_Exercise description_
Scan the listing below. Report each line that includes "title".

Stored data:
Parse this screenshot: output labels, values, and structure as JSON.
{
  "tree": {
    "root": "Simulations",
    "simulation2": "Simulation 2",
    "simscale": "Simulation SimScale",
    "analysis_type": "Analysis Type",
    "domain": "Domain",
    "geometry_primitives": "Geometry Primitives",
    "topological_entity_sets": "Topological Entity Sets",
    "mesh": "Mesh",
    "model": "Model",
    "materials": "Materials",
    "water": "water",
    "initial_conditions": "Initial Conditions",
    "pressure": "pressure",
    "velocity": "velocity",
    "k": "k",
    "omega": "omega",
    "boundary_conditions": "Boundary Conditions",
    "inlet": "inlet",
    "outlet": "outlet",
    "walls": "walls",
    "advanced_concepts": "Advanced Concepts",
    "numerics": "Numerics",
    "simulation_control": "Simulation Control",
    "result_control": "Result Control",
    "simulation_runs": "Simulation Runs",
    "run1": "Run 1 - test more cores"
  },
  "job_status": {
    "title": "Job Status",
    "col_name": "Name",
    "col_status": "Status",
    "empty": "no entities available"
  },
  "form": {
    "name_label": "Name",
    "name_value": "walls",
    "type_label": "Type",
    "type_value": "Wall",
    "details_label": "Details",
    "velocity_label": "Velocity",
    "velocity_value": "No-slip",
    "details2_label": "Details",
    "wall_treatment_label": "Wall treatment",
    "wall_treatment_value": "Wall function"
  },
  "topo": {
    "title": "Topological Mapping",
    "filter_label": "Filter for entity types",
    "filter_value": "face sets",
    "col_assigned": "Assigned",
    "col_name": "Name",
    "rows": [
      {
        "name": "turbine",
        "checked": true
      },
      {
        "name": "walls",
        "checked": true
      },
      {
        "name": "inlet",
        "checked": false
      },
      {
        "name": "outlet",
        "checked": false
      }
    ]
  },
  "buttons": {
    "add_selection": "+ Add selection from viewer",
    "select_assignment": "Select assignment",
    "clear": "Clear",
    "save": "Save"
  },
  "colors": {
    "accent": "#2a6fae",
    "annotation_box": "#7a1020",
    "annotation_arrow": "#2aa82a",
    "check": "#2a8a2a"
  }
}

--

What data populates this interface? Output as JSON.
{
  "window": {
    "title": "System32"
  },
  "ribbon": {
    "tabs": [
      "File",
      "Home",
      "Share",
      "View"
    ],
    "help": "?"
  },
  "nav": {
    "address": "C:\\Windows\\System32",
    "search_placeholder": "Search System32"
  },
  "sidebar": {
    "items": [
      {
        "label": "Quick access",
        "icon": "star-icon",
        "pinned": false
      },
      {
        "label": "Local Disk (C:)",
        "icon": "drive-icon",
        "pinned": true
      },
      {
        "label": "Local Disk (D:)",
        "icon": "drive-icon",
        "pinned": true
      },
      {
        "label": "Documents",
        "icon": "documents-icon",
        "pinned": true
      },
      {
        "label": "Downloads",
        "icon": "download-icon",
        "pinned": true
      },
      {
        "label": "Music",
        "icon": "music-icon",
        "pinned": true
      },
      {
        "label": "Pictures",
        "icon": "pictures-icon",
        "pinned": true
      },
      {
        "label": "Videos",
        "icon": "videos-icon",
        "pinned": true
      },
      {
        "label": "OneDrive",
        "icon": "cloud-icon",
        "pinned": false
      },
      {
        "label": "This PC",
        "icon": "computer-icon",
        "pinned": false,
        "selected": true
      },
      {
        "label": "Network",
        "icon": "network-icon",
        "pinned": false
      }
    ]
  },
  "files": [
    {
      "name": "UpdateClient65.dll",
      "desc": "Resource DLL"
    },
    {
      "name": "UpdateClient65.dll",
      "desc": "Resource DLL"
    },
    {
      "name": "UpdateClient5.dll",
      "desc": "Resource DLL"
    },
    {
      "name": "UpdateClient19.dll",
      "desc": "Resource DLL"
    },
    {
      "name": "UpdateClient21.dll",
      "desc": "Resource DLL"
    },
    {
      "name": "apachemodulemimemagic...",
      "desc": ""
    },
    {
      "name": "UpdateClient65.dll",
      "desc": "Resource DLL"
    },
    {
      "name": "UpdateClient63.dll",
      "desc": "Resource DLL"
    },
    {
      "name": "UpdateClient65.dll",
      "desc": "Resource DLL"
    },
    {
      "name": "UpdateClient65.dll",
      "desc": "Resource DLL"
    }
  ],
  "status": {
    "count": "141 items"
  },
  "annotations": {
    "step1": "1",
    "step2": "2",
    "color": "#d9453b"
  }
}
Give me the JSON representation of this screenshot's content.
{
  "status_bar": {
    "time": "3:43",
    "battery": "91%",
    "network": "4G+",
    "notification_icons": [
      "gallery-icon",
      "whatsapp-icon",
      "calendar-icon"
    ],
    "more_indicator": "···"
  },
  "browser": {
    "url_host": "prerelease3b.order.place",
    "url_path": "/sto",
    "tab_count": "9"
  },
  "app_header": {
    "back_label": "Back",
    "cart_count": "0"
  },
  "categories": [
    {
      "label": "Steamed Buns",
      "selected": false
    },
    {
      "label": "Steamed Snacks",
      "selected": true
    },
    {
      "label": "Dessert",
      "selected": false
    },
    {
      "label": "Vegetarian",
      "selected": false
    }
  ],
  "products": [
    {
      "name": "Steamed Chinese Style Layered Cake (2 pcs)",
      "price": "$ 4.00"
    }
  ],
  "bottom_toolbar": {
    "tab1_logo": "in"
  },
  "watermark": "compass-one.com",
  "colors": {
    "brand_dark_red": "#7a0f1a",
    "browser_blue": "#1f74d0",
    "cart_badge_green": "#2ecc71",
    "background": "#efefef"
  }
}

_Reply to the task_
    "title": "Job Status",
    "title": "Topological Mapping",
    "title": "System32"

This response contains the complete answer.